§ **THE REQUEST**: Whenever a line contains the string "الكتاب", copy it out of the entries.

§ **DATASET EXTRACT**:
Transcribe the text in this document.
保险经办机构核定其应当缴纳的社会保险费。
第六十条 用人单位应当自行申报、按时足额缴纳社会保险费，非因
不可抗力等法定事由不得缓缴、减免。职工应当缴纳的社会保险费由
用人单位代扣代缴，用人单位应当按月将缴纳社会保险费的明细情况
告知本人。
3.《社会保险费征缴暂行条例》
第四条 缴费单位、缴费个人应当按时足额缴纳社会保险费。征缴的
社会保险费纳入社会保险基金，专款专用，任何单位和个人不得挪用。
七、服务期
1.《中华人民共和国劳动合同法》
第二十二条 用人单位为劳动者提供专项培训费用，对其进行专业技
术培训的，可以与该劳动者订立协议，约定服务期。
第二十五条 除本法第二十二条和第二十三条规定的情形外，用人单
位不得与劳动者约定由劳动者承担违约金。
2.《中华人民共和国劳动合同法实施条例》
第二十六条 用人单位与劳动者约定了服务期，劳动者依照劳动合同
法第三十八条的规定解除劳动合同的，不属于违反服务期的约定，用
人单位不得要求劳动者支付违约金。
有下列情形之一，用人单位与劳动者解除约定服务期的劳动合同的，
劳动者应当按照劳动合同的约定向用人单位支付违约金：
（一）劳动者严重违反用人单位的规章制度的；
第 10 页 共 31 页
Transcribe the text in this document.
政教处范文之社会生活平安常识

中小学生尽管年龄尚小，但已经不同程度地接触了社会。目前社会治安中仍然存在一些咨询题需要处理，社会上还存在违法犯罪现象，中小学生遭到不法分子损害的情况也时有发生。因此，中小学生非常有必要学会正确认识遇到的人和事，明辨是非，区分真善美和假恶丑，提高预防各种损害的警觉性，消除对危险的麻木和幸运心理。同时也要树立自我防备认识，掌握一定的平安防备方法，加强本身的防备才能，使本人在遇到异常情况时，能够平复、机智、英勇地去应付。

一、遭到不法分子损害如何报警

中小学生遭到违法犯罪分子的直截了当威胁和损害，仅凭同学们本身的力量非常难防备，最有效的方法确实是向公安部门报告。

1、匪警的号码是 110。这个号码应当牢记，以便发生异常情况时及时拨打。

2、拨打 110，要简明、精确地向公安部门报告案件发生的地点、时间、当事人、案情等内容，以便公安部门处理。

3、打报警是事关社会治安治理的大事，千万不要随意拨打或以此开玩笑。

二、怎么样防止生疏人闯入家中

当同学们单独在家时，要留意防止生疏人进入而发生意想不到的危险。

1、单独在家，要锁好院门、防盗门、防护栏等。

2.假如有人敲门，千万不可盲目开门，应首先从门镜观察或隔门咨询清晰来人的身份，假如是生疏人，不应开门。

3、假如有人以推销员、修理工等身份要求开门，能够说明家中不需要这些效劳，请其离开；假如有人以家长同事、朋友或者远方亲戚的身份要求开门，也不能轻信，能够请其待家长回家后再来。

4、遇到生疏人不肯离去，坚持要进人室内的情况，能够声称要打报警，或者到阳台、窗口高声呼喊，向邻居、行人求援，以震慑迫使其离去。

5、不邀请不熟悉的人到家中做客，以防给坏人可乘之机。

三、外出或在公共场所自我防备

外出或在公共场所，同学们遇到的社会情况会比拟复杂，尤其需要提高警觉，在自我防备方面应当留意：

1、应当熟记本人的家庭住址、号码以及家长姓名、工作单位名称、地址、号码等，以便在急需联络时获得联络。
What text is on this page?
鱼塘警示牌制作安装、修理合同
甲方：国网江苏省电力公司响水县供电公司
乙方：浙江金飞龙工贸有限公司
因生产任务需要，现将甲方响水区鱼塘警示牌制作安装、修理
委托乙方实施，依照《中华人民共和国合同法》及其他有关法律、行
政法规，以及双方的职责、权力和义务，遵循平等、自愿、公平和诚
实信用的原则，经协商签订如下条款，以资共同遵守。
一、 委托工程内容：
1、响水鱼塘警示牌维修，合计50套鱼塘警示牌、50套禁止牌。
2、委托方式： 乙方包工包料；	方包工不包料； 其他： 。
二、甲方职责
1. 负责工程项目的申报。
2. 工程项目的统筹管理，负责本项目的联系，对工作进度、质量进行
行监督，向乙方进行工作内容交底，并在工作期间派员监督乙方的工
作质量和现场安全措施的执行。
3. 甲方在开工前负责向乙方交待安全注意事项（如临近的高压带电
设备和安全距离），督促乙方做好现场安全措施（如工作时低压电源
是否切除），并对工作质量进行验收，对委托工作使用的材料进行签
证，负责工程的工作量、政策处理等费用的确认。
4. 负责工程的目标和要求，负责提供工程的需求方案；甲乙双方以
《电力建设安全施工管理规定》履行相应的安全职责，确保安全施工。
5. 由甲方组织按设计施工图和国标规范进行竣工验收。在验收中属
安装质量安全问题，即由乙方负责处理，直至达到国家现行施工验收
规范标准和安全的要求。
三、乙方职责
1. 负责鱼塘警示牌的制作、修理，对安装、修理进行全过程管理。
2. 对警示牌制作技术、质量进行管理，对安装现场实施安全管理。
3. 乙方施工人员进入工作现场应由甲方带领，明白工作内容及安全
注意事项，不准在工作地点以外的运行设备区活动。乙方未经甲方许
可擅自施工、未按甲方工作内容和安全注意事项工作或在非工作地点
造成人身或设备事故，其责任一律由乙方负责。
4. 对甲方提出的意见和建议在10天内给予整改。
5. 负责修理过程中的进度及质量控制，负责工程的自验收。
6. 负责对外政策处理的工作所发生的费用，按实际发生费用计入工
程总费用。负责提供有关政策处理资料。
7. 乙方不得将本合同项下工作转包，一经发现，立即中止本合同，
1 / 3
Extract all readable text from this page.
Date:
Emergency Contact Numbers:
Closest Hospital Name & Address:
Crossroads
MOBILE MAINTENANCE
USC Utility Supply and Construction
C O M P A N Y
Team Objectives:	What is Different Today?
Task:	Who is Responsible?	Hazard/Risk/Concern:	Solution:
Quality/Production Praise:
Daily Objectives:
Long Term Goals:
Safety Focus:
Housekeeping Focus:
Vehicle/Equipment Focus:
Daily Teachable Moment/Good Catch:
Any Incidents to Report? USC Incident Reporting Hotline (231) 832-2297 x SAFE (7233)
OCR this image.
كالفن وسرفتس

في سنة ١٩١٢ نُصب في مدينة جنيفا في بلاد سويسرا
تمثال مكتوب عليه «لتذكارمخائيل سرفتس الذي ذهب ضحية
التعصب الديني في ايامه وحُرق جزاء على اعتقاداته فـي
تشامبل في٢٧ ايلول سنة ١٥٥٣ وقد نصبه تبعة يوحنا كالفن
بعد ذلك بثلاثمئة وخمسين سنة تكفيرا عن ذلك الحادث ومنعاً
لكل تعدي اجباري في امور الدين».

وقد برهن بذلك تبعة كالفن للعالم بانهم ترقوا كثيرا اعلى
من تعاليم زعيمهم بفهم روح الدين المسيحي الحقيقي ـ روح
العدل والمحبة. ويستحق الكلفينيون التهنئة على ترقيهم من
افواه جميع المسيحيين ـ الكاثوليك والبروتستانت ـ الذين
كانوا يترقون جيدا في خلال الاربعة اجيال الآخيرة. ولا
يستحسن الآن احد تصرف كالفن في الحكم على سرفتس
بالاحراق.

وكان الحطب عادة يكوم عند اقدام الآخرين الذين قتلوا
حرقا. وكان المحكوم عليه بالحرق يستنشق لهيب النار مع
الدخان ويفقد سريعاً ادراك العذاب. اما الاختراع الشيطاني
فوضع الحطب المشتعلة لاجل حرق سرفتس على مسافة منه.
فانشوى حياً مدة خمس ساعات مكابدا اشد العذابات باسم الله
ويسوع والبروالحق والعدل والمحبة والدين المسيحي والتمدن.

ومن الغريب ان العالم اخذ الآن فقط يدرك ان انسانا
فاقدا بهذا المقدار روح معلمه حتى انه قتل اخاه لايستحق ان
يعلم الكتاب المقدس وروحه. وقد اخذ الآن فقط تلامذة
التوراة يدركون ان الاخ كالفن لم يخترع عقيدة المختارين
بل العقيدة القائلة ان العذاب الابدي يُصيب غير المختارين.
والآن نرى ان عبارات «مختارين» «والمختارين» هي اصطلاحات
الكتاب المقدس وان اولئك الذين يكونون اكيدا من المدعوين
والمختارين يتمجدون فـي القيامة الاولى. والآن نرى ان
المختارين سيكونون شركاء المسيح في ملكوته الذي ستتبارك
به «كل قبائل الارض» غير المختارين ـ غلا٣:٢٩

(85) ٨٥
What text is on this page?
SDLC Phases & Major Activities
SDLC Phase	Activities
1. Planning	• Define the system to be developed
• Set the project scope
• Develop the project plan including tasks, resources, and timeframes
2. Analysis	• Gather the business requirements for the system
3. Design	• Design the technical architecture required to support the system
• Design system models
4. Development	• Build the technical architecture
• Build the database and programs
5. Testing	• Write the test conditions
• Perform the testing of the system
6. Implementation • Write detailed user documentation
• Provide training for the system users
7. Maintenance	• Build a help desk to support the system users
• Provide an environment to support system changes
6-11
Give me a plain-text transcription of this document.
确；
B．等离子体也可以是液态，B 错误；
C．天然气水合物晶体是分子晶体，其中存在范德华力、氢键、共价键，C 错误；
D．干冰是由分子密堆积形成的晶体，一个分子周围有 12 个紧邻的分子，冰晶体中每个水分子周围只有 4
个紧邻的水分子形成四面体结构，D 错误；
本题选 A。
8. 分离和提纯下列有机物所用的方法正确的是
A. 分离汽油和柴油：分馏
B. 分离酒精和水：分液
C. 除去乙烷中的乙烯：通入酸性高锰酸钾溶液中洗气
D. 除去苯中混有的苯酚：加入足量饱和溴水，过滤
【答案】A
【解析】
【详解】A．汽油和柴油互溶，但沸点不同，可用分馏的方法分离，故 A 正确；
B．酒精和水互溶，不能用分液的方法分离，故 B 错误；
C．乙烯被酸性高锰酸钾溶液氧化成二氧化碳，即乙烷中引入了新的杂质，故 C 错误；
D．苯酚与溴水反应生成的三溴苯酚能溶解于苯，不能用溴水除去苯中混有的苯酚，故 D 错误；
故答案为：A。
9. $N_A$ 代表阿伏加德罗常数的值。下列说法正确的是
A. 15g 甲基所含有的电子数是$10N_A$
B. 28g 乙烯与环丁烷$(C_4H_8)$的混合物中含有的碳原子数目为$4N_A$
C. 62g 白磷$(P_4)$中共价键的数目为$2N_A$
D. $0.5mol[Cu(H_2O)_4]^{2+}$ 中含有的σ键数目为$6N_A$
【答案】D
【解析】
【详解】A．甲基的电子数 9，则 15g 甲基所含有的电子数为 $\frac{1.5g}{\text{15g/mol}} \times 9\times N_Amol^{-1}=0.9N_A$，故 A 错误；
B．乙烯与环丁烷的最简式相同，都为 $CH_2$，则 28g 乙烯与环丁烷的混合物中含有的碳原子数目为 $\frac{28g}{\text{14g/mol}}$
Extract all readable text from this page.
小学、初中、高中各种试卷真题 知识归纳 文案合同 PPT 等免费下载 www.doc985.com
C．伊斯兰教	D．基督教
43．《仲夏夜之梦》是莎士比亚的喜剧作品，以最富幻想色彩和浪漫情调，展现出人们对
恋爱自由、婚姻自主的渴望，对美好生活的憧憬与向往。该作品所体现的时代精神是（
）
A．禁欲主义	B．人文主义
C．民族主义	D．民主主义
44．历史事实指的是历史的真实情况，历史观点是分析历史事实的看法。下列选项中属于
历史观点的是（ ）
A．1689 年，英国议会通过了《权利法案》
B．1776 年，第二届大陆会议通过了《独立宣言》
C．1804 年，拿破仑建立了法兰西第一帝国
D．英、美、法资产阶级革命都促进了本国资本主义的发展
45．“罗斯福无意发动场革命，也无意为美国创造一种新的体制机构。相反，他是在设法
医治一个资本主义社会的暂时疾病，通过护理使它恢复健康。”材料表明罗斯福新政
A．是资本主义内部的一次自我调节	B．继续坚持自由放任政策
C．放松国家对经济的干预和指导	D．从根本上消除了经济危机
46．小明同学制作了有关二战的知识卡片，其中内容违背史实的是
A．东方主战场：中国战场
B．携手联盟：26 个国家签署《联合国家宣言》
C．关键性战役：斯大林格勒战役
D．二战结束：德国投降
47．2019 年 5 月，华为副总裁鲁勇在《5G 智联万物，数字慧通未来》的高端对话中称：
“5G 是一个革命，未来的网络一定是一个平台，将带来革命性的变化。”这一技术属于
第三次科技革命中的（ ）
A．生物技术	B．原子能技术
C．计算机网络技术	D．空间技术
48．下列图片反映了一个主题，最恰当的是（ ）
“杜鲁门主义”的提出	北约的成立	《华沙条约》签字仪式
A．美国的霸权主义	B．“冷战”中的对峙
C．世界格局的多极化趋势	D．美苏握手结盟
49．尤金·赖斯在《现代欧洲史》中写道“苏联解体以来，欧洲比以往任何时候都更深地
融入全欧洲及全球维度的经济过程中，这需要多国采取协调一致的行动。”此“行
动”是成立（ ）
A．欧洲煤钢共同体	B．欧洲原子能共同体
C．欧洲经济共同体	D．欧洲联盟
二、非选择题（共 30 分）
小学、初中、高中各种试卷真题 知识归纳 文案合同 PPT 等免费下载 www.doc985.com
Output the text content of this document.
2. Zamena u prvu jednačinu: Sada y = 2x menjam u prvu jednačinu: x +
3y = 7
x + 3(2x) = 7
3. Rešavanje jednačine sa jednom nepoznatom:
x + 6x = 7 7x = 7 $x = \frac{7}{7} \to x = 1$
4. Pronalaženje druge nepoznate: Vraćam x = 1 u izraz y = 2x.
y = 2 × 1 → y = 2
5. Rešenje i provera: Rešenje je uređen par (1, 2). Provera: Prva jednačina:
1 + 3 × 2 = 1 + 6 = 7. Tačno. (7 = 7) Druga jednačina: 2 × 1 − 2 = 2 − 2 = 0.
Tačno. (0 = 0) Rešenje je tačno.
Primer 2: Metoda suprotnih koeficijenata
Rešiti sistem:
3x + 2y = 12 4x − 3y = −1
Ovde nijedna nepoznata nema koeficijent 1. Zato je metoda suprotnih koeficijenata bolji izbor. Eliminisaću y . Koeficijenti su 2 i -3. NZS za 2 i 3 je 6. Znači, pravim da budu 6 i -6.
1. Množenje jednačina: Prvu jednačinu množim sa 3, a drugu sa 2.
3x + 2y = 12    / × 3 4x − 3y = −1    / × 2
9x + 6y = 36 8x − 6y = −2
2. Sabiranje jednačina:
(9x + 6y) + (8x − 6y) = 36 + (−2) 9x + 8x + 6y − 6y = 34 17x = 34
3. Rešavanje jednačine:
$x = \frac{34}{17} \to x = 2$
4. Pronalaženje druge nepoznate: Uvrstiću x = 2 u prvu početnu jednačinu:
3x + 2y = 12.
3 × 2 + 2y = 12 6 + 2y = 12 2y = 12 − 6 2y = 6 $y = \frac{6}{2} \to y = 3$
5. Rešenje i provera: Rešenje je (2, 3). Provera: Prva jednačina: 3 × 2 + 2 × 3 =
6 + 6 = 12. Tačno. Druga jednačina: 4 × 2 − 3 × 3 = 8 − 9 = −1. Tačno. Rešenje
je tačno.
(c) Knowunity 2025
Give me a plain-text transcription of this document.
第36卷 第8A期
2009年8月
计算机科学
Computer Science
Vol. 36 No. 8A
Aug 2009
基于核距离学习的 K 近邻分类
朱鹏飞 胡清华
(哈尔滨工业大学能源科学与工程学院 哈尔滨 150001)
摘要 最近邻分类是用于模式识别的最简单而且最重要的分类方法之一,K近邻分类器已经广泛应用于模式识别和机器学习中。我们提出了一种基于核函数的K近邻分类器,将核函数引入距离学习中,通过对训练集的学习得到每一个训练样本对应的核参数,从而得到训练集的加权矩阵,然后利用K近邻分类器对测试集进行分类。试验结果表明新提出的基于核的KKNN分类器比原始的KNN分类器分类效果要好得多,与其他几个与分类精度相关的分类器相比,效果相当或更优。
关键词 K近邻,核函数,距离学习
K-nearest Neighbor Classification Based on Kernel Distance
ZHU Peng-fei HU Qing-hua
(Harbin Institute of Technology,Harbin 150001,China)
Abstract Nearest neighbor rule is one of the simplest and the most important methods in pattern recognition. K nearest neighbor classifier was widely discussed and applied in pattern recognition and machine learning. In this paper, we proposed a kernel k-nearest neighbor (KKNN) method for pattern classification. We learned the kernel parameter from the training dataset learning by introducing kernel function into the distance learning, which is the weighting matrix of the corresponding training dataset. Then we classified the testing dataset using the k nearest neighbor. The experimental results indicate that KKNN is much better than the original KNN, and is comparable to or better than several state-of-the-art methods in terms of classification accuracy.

§ **WRITTEN ANSWER**:
يعلم الكتاب المقدس وروحه. وقد اخذ الآن فقط تلامذة
الكتاب المقدس وان اولئك الذين يكونون اكيدا من المدعوين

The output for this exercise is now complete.